--- PROBLEM TO WORK ON ---
In the material below, the lines containing the word "present" are required; copy each of them.
-- begin THE DATA --
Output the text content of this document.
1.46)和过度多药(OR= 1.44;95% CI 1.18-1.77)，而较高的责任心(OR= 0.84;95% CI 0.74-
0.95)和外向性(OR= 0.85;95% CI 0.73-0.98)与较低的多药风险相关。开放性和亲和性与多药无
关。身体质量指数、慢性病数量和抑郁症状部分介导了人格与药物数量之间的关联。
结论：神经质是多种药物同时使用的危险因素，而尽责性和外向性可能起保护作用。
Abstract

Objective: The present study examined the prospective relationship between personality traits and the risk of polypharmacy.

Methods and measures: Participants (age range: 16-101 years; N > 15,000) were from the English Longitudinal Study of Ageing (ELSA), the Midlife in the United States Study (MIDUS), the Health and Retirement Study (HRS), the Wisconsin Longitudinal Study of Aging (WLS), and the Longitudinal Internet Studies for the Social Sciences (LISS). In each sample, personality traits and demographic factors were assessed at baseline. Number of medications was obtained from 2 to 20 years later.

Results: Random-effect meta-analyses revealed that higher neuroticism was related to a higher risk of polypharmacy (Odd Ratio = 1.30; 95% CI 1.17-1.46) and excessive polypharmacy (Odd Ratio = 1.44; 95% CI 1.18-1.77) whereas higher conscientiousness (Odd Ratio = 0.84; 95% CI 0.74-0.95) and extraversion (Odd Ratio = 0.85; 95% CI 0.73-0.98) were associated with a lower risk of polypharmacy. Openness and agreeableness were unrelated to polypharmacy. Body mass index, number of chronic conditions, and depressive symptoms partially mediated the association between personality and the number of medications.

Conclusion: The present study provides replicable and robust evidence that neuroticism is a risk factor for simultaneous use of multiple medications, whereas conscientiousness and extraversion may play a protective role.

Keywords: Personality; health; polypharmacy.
-- end THE DATA --
--- ANSWER TO THE EXERCISE ---
Objective: The present study examined the prospective relationship between personality traits and the risk of polypharmacy.
Conclusion: The present study provides replicable and robust evidence that neuroticism is a risk factor for simultaneous use of multiple medications, whereas conscientiousness and extraversion may play a protective role.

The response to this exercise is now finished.